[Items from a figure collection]
--- START ---

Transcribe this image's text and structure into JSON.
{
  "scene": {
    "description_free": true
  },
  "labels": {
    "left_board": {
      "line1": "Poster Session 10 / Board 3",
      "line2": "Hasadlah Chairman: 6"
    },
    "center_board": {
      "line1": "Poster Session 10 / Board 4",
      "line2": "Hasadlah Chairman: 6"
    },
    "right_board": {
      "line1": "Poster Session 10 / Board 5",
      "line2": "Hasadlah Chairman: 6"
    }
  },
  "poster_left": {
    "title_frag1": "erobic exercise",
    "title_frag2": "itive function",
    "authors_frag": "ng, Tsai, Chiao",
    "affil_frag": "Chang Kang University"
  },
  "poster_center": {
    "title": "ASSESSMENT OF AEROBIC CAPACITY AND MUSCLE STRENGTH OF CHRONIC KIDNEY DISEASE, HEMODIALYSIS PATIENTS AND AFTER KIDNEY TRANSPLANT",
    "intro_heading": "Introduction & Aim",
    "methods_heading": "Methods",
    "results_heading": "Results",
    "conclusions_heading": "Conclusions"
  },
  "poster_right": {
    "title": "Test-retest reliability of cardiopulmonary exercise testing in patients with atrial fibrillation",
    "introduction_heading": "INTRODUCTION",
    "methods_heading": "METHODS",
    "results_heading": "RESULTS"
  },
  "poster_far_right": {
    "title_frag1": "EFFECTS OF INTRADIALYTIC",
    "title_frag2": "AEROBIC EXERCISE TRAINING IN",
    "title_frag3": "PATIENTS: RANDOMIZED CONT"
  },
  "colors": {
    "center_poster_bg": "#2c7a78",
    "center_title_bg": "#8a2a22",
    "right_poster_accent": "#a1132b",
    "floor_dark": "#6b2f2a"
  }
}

--- END ---

Task objective: Restate the records, all of them, precisely as written.

Task solution:
Transcribe this image's text and structure into JSON.
{
  "scene": {
    "description_free": true
  },
  "labels": {
    "left_board": {
      "line1": "Poster Session 10 / Board 3",
      "line2": "Hasadlah Chairman: 6"
    },
    "center_board": {
      "line1": "Poster Session 10 / Board 4",
      "line2": "Hasadlah Chairman: 6"
    },
    "right_board": {
      "line1": "Poster Session 10 / Board 5",
      "line2": "Hasadlah Chairman: 6"
    }
  },
  "poster_left": {
    "title_frag1": "erobic exercise",
    "title_frag2": "itive function",
    "authors_frag": "ng, Tsai, Chiao",
    "affil_frag": "Chang Kang University"
  },
  "poster_center": {
    "title": "ASSESSMENT OF AEROBIC CAPACITY AND MUSCLE STRENGTH OF CHRONIC KIDNEY DISEASE, HEMODIALYSIS PATIENTS AND AFTER KIDNEY TRANSPLANT",
    "intro_heading": "Introduction & Aim",
    "methods_heading": "Methods",
    "results_heading": "Results",
    "conclusions_heading": "Conclusions"
  },
  "poster_right": {
    "title": "Test-retest reliability of cardiopulmonary exercise testing in patients with atrial fibrillation",
    "introduction_heading": "INTRODUCTION",
    "methods_heading": "METHODS",
    "results_heading": "RESULTS"
  },
  "poster_far_right": {
    "title_frag1": "EFFECTS OF INTRADIALYTIC",
    "title_frag2": "AEROBIC EXERCISE TRAINING IN",
    "title_frag3": "PATIENTS: RANDOMIZED CONT"
  },
  "colors": {
    "center_poster_bg": "#2c7a78",
    "center_title_bg": "#8a2a22",
    "right_poster_accent": "#a1132b",
    "floor_dark": "#6b2f2a"
  }
}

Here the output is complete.